#### SOURCE TEXT
## begin
It wasn’t long ago, like in 2011, that clients were chastising me for believing in what I formerly referred to as “the coiled spring effect.” By this I meant that corporate earnings had been rising for over a decade, and yet, stock prices were much lower than they there were in 1999. Consequently, price/earnings ratios were compressed down to low levels, though certainly not to true bear market troughs. My belief was that stocks were poised for an upside explosion once the inhibiting factors, primarily extreme pessimism on the direction of the country, were removed. I even remember one long-time client dismissing my “Buy America” argument on the grounds that in my profession I had to be bullish (regular EVA readers know that is definitely not the case).
Well, a funny thing happened to my “coiled spring effect” – namely, it became a reality. Additionally, the upward reaction was much stronger than I envisioned. But what really caught me by surprise was that it played out with virtually no improvement on the “extreme pessimism on the direction of the country” front. Perhaps I’m wrong, but I don’t think there has ever been a rally that has taken stocks to such high valuations (time for my usual qualifier – based on mid-cycle profit margins, not the Fed-inflated ones we have today) concurrent with such pervasive fears America is on the wrong track.
## end
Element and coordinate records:
## begin
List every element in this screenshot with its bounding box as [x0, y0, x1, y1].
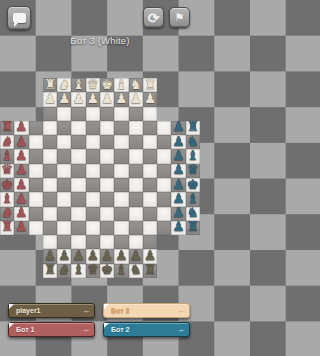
square	[186, 249, 200, 263]
square[interactable]	[29, 121, 43, 135]
square[interactable]	[100, 192, 114, 206]
piece-bN[interactable]: ♞	[187, 206, 199, 219]
piece-wP[interactable]: ♟	[44, 92, 56, 105]
piece-rB[interactable]: ♝	[1, 149, 13, 162]
square[interactable]: ♜	[0, 221, 14, 235]
square[interactable]	[114, 135, 128, 149]
square[interactable]	[43, 149, 57, 163]
square[interactable]	[71, 107, 85, 121]
square[interactable]: ♝	[114, 264, 128, 278]
square[interactable]	[100, 178, 114, 192]
square[interactable]	[57, 121, 71, 135]
square	[14, 235, 28, 249]
square	[157, 235, 171, 249]
piece-bQ[interactable]: ♛	[187, 163, 199, 176]
piece-wR[interactable]: ♜	[144, 78, 156, 91]
player-bar-player1[interactable]: player1 -+-	[8, 303, 95, 318]
square[interactable]	[71, 192, 85, 206]
square[interactable]	[114, 192, 128, 206]
square[interactable]	[86, 178, 100, 192]
piece-bP[interactable]: ♟	[173, 178, 185, 191]
square[interactable]	[143, 178, 157, 192]
square[interactable]	[114, 164, 128, 178]
square[interactable]	[29, 149, 43, 163]
square[interactable]	[71, 135, 85, 149]
square[interactable]	[71, 149, 85, 163]
chat-button[interactable]	[7, 6, 31, 30]
square[interactable]	[29, 192, 43, 206]
square[interactable]: ♟	[129, 92, 143, 106]
square[interactable]	[71, 221, 85, 235]
piece-wP[interactable]: ♟	[101, 92, 113, 105]
square[interactable]: ♟	[14, 221, 28, 235]
square[interactable]	[100, 207, 114, 221]
piece-rR[interactable]: ♜	[1, 220, 13, 233]
square[interactable]	[71, 178, 85, 192]
square	[0, 78, 14, 92]
square[interactable]	[129, 121, 143, 135]
piece-bB[interactable]: ♝	[187, 192, 199, 205]
square[interactable]	[129, 149, 143, 163]
flag-icon: ⚑	[175, 11, 185, 24]
piece-rN[interactable]: ♞	[1, 206, 13, 219]
square	[14, 92, 28, 106]
square	[157, 249, 171, 263]
square[interactable]	[86, 149, 100, 163]
piece-gB[interactable]: ♝	[73, 263, 85, 276]
piece-gP[interactable]: ♟	[115, 249, 127, 262]
piece-gB[interactable]: ♝	[115, 263, 127, 276]
square[interactable]	[43, 107, 57, 121]
restart-button[interactable]: ⟳	[143, 7, 164, 28]
player-name: Бот 1	[9, 326, 34, 333]
piece-rP[interactable]: ♟	[15, 149, 27, 162]
square[interactable]	[86, 164, 100, 178]
square	[29, 235, 43, 249]
board[interactable]: ♜♞♝♛♚♝♞♜♟♟♟♟♟♟♟♟♜♟♟♜♞♟♟♞♝♟♟♝♛♟♟♛♚♟♟♚♝♟♟♝…	[0, 78, 200, 278]
square[interactable]: ♜	[143, 264, 157, 278]
piece-bN[interactable]: ♞	[187, 135, 199, 148]
square[interactable]	[29, 135, 43, 149]
square[interactable]	[86, 107, 100, 121]
square[interactable]: ♟	[114, 92, 128, 106]
square[interactable]	[71, 121, 85, 135]
piece-rQ[interactable]: ♛	[1, 163, 13, 176]
piece-gP[interactable]: ♟	[44, 249, 56, 262]
piece-wK[interactable]: ♚	[101, 78, 113, 91]
square[interactable]	[143, 121, 157, 135]
square[interactable]	[86, 192, 100, 206]
square[interactable]	[29, 221, 43, 235]
piece-wP[interactable]: ♟	[144, 92, 156, 105]
square	[171, 78, 185, 92]
square[interactable]	[57, 149, 71, 163]
piece-gP[interactable]: ♟	[130, 249, 142, 262]
square	[186, 78, 200, 92]
square	[0, 249, 14, 263]
square[interactable]	[129, 221, 143, 235]
square[interactable]	[57, 207, 71, 221]
square	[14, 78, 28, 92]
square	[29, 78, 43, 92]
piece-rP[interactable]: ♟	[15, 163, 27, 176]
square[interactable]	[143, 135, 157, 149]
square[interactable]	[29, 164, 43, 178]
square[interactable]	[143, 107, 157, 121]
square[interactable]	[100, 149, 114, 163]
square[interactable]	[43, 121, 57, 135]
square[interactable]	[100, 121, 114, 135]
square[interactable]	[114, 149, 128, 163]
piece-wB[interactable]: ♝	[73, 78, 85, 91]
square[interactable]	[57, 135, 71, 149]
square[interactable]	[157, 207, 171, 221]
square[interactable]	[43, 164, 57, 178]
square[interactable]	[157, 121, 171, 135]
square[interactable]	[129, 135, 143, 149]
piece-wQ[interactable]: ♛	[87, 78, 99, 91]
circular-arrows-icon: ⟳	[148, 10, 160, 26]
piece-bR[interactable]: ♜	[187, 220, 199, 233]
piece-rK[interactable]: ♚	[1, 178, 13, 191]
player-name: player1	[9, 307, 41, 314]
piece-bK[interactable]: ♚	[187, 178, 199, 191]
square[interactable]	[57, 221, 71, 235]
square	[14, 264, 28, 278]
square	[171, 92, 185, 106]
square[interactable]	[71, 207, 85, 221]
square[interactable]	[143, 149, 157, 163]
square[interactable]	[114, 121, 128, 135]
square[interactable]	[129, 164, 143, 178]
piece-wP[interactable]: ♟	[73, 92, 85, 105]
square[interactable]: ♚	[100, 264, 114, 278]
piece-gP[interactable]: ♟	[73, 249, 85, 262]
player-options-icon[interactable]: -+-	[178, 327, 189, 333]
square[interactable]	[143, 192, 157, 206]
square	[157, 78, 171, 92]
piece-bP[interactable]: ♟	[173, 120, 185, 133]
square[interactable]	[157, 221, 171, 235]
square	[0, 264, 14, 278]
square	[29, 249, 43, 263]
piece-gN[interactable]: ♞	[130, 263, 142, 276]
square	[29, 264, 43, 278]
square[interactable]	[157, 135, 171, 149]
square[interactable]	[100, 164, 114, 178]
player-name: Бот 2	[104, 326, 129, 333]
piece-rP[interactable]: ♟	[15, 220, 27, 233]
square[interactable]	[114, 221, 128, 235]
player-bar-bot1[interactable]: Бот 1 -+-	[8, 322, 95, 337]
square[interactable]: ♞	[129, 264, 143, 278]
piece-rP[interactable]: ♟	[15, 192, 27, 205]
square[interactable]	[143, 207, 157, 221]
piece-gR[interactable]: ♜	[144, 263, 156, 276]
square[interactable]	[43, 192, 57, 206]
square[interactable]: ♟	[57, 92, 71, 106]
square[interactable]	[57, 107, 71, 121]
square	[171, 264, 185, 278]
square[interactable]	[114, 107, 128, 121]
player-options-icon[interactable]: -+-	[83, 308, 94, 314]
piece-wP[interactable]: ♟	[58, 92, 70, 105]
square	[186, 264, 200, 278]
resign-flag-button[interactable]: ⚑	[169, 7, 190, 28]
piece-bP[interactable]: ♟	[173, 220, 185, 233]
square[interactable]	[100, 135, 114, 149]
square[interactable]: ♟	[143, 92, 157, 106]
square[interactable]	[129, 192, 143, 206]
player-options-icon[interactable]: -+-	[83, 327, 94, 333]
piece-gN[interactable]: ♞	[58, 263, 70, 276]
square[interactable]	[43, 207, 57, 221]
square	[171, 235, 185, 249]
square[interactable]	[114, 178, 128, 192]
piece-bP[interactable]: ♟	[173, 149, 185, 162]
piece-gP[interactable]: ♟	[58, 249, 70, 262]
square[interactable]: ♛	[86, 264, 100, 278]
square[interactable]: ♟	[43, 92, 57, 106]
player-options-icon[interactable]: -+-	[178, 308, 189, 314]
square[interactable]	[43, 135, 57, 149]
piece-gQ[interactable]: ♛	[87, 263, 99, 276]
square[interactable]: ♜	[43, 264, 57, 278]
square	[171, 249, 185, 263]
piece-bP[interactable]: ♟	[173, 206, 185, 219]
piece-wR[interactable]: ♜	[44, 78, 56, 91]
piece-rN[interactable]: ♞	[1, 135, 13, 148]
piece-gP[interactable]: ♟	[101, 249, 113, 262]
square[interactable]	[143, 221, 157, 235]
square[interactable]	[157, 164, 171, 178]
piece-rB[interactable]: ♝	[1, 192, 13, 205]
piece-gK[interactable]: ♚	[101, 263, 113, 276]
piece-bB[interactable]: ♝	[187, 149, 199, 162]
square	[157, 264, 171, 278]
piece-gP[interactable]: ♟	[87, 249, 99, 262]
square	[186, 92, 200, 106]
piece-wP[interactable]: ♟	[130, 92, 142, 105]
square[interactable]	[86, 121, 100, 135]
square[interactable]	[71, 164, 85, 178]
square[interactable]	[29, 178, 43, 192]
square[interactable]	[86, 135, 100, 149]
square[interactable]	[129, 178, 143, 192]
square[interactable]	[157, 178, 171, 192]
piece-wN[interactable]: ♞	[58, 78, 70, 91]
square	[157, 92, 171, 106]
speech-bubble-icon	[13, 13, 26, 23]
piece-gP[interactable]: ♟	[144, 249, 156, 262]
square[interactable]	[43, 178, 57, 192]
piece-wN[interactable]: ♞	[130, 78, 142, 91]
piece-rP[interactable]: ♟	[15, 120, 27, 133]
square[interactable]	[129, 207, 143, 221]
square	[157, 107, 171, 121]
square[interactable]	[143, 164, 157, 178]
square[interactable]: ♝	[71, 264, 85, 278]
piece-rR[interactable]: ♜	[1, 120, 13, 133]
square	[0, 92, 14, 106]
square	[14, 249, 28, 263]
piece-wB[interactable]: ♝	[115, 78, 127, 91]
square	[0, 235, 14, 249]
square	[29, 92, 43, 106]
player-bar-bot2[interactable]: Бот 2 -+-	[103, 322, 190, 337]
square[interactable]	[43, 221, 57, 235]
square[interactable]: ♟	[171, 221, 185, 235]
piece-gR[interactable]: ♜	[44, 263, 56, 276]
piece-rP[interactable]: ♟	[15, 178, 27, 191]
square[interactable]	[57, 164, 71, 178]
piece-wP[interactable]: ♟	[87, 92, 99, 105]
square[interactable]: ♟	[100, 92, 114, 106]
square[interactable]	[114, 207, 128, 221]
square[interactable]	[86, 207, 100, 221]
piece-bR[interactable]: ♜	[187, 120, 199, 133]
piece-rP[interactable]: ♟	[15, 135, 27, 148]
square	[186, 235, 200, 249]
piece-rP[interactable]: ♟	[15, 206, 27, 219]
player-name: Бот 3	[104, 307, 129, 314]
piece-wP[interactable]: ♟	[115, 92, 127, 105]
square[interactable]	[29, 207, 43, 221]
square[interactable]	[157, 192, 171, 206]
square[interactable]: ♞	[57, 264, 71, 278]
turn-indicator: Бот 3 (White)	[0, 35, 200, 46]
square[interactable]	[100, 107, 114, 121]
player-bar-bot3[interactable]: Бот 3 -+-	[103, 303, 190, 318]
square[interactable]	[129, 107, 143, 121]
square[interactable]	[157, 149, 171, 163]
piece-bP[interactable]: ♟	[173, 192, 185, 205]
square[interactable]	[100, 221, 114, 235]
square[interactable]: ♟	[71, 92, 85, 106]
square[interactable]	[57, 178, 71, 192]
square[interactable]: ♟	[86, 92, 100, 106]
piece-bP[interactable]: ♟	[173, 163, 185, 176]
square[interactable]	[57, 192, 71, 206]
square[interactable]: ♜	[186, 221, 200, 235]
piece-bP[interactable]: ♟	[173, 135, 185, 148]
square	[29, 107, 43, 121]
square[interactable]	[86, 221, 100, 235]
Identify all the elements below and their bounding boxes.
## end
#### TASKS FOR THIS EXERCISE
#1 Answer these questions from the market commentary:
(a) In what year were clients chastising the writer over "the coiled spring effect"?
(b) What did the writer identify as the primary inhibiting factor holding stocks back?
(c) Which argument did one long-time client dismiss?
#2 Edit the passage of the market commentary that opens with the words "It wasn’t long" and closes with "not the case).", substituting "investors" for "clients".
Draw only on the market commentary when responding.

#### TASK RESULTS
#1
(a) 2011
(b) Extreme pessimism on the direction of the country
(c) The "Buy America" argument

#2
It wasn’t long ago, like in 2011, that investors were chastising me for believing in what I formerly referred to as “the coiled spring effect.” By this I meant that corporate earnings had been rising for over a decade, and yet, stock prices were much lower than they there were in 1999. Consequently, price/earnings ratios were compressed down to low levels, though certainly not to true bear market troughs. My belief was that stocks were poised for an upside explosion once the inhibiting factors, primarily extreme pessimism on the direction of the country, were removed. I even remember one long-time client dismissing my “Buy America” argument on the grounds that in my profession I had to be bullish (regular EVA readers know that is definitely not the case).